Gather up every line that includes the string "icon".

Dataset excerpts
........
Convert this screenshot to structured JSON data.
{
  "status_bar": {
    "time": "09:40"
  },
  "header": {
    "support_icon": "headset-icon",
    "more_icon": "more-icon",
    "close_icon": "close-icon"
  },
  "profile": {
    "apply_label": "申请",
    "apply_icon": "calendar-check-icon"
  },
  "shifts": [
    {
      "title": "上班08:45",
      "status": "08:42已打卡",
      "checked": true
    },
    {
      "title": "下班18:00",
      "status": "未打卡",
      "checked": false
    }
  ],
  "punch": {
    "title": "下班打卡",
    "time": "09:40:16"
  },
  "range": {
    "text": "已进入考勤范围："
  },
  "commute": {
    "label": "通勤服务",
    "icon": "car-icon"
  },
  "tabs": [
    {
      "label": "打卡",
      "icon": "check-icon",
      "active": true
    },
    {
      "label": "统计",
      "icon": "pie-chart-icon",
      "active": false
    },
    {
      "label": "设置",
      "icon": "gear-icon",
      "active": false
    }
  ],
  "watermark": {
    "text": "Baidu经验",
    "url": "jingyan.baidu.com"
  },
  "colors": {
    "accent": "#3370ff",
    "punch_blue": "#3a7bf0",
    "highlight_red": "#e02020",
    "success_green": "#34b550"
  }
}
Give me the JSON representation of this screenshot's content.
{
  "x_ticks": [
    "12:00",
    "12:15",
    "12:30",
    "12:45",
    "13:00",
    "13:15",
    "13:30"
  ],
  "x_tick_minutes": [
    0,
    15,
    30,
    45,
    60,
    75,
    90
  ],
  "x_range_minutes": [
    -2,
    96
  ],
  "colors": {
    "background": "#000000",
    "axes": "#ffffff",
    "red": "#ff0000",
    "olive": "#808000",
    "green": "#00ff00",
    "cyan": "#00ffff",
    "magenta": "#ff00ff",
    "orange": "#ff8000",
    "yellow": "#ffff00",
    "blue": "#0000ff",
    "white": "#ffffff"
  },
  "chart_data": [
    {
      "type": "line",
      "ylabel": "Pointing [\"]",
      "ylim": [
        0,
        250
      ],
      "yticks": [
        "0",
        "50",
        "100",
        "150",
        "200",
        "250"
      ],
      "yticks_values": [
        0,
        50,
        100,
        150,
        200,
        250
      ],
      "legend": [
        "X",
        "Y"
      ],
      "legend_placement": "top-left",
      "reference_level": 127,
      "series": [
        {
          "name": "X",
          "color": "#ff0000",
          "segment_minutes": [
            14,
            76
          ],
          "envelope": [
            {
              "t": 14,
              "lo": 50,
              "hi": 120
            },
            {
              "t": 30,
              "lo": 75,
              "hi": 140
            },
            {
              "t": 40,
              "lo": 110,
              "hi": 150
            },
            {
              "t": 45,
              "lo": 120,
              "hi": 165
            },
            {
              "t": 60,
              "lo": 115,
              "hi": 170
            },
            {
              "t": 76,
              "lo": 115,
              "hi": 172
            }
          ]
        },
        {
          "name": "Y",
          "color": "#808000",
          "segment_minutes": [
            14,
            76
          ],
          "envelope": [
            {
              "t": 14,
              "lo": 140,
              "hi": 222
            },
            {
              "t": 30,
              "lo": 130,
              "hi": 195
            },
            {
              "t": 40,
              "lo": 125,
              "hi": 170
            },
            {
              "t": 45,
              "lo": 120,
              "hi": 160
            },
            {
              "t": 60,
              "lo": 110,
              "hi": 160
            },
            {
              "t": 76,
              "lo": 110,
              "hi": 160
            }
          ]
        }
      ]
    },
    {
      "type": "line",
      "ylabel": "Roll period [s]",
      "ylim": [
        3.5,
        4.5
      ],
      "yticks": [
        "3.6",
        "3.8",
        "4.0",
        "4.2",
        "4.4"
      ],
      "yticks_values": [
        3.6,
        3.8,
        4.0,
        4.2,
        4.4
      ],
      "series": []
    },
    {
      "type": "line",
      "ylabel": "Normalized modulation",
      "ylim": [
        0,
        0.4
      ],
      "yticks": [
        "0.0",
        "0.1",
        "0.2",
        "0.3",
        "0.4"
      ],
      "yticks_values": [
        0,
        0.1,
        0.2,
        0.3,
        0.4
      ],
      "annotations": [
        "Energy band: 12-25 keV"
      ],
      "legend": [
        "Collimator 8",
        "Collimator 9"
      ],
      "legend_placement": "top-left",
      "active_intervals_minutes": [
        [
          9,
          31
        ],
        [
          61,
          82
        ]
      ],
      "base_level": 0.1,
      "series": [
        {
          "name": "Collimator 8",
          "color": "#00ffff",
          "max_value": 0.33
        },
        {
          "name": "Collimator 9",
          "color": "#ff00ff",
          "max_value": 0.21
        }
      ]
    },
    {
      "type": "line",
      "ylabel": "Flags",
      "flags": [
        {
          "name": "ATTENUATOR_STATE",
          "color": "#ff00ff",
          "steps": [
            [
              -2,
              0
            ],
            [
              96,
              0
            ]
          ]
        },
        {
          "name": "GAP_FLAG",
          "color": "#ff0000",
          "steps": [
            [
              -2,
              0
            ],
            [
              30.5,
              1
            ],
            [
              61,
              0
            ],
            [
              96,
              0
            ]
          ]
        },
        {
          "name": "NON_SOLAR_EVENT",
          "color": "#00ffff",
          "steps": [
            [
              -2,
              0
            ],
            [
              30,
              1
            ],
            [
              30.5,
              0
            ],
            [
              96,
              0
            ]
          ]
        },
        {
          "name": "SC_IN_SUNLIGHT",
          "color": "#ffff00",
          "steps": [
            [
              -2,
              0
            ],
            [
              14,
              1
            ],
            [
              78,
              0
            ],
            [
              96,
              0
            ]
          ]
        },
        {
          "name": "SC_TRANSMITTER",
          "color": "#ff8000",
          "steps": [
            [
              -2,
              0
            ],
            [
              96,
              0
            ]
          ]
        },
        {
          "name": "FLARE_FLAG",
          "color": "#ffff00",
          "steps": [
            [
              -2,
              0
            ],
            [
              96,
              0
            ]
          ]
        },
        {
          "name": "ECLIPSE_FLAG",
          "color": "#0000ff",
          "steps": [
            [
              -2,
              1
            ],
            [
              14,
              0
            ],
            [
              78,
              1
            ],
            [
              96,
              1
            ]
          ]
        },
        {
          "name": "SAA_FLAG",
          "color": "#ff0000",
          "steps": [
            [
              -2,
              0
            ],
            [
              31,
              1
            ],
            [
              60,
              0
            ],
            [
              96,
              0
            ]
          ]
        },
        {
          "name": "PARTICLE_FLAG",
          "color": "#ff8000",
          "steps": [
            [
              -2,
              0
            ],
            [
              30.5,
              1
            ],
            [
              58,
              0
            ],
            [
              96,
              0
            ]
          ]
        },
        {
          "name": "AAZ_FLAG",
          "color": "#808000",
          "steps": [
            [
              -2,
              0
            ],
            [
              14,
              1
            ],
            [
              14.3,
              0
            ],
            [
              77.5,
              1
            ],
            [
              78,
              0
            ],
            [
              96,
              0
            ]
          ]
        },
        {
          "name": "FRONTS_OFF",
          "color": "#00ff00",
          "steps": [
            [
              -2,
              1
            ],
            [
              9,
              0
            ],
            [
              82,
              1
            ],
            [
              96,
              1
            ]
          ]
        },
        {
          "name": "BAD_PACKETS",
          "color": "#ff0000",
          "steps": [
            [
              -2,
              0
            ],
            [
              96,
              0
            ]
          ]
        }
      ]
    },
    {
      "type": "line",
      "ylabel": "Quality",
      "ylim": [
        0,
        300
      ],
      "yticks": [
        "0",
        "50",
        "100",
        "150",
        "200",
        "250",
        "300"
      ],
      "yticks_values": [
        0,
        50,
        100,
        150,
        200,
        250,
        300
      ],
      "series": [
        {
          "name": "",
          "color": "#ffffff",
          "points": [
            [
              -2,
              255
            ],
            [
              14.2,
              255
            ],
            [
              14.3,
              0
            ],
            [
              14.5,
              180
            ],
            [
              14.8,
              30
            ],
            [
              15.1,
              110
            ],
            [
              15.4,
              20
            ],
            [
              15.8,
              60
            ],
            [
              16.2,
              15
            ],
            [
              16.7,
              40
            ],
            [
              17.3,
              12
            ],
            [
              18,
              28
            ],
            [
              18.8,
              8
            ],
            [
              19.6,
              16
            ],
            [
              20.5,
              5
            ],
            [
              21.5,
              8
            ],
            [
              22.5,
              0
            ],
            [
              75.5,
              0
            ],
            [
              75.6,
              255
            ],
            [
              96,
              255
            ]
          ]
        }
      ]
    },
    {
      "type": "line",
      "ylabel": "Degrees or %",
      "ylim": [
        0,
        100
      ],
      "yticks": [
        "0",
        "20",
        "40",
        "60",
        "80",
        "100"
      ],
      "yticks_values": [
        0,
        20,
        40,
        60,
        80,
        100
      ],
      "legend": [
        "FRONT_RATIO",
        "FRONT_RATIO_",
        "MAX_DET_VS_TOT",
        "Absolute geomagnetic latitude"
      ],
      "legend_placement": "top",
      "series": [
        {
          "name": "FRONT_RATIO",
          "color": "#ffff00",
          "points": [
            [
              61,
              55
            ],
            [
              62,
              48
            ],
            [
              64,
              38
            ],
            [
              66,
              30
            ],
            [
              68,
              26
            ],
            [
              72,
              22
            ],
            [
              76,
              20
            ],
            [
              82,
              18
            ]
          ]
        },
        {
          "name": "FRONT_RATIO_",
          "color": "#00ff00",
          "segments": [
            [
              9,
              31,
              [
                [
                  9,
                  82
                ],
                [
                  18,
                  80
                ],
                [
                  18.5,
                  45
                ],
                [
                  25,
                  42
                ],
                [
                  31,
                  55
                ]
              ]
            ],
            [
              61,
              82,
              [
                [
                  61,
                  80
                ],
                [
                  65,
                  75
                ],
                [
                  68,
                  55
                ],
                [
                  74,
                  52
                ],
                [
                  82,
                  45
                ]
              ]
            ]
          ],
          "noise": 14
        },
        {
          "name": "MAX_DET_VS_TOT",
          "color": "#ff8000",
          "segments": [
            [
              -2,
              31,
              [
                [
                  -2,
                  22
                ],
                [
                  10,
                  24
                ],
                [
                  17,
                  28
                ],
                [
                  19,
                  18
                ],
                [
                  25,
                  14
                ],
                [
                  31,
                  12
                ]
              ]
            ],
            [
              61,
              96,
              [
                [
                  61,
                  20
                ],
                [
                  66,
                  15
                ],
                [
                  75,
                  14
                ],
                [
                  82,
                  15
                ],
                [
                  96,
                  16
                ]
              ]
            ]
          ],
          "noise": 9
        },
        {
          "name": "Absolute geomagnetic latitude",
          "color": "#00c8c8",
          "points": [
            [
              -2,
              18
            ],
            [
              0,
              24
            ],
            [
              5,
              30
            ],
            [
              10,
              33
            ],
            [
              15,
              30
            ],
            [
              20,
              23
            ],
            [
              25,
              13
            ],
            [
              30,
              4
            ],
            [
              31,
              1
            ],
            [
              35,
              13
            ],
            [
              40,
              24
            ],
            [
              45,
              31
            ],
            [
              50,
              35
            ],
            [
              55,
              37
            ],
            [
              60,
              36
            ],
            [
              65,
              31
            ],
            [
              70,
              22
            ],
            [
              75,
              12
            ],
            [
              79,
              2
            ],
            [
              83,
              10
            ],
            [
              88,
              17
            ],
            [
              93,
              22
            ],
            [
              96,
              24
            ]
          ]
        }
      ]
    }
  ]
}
........
→ **Exercise result**
    "support_icon": "headset-icon",
    "more_icon": "more-icon",
    "close_icon": "close-icon"
    "apply_icon": "calendar-check-icon"
    "icon": "car-icon"
      "icon": "check-icon",
      "icon": "pie-chart-icon",
      "icon": "gear-icon",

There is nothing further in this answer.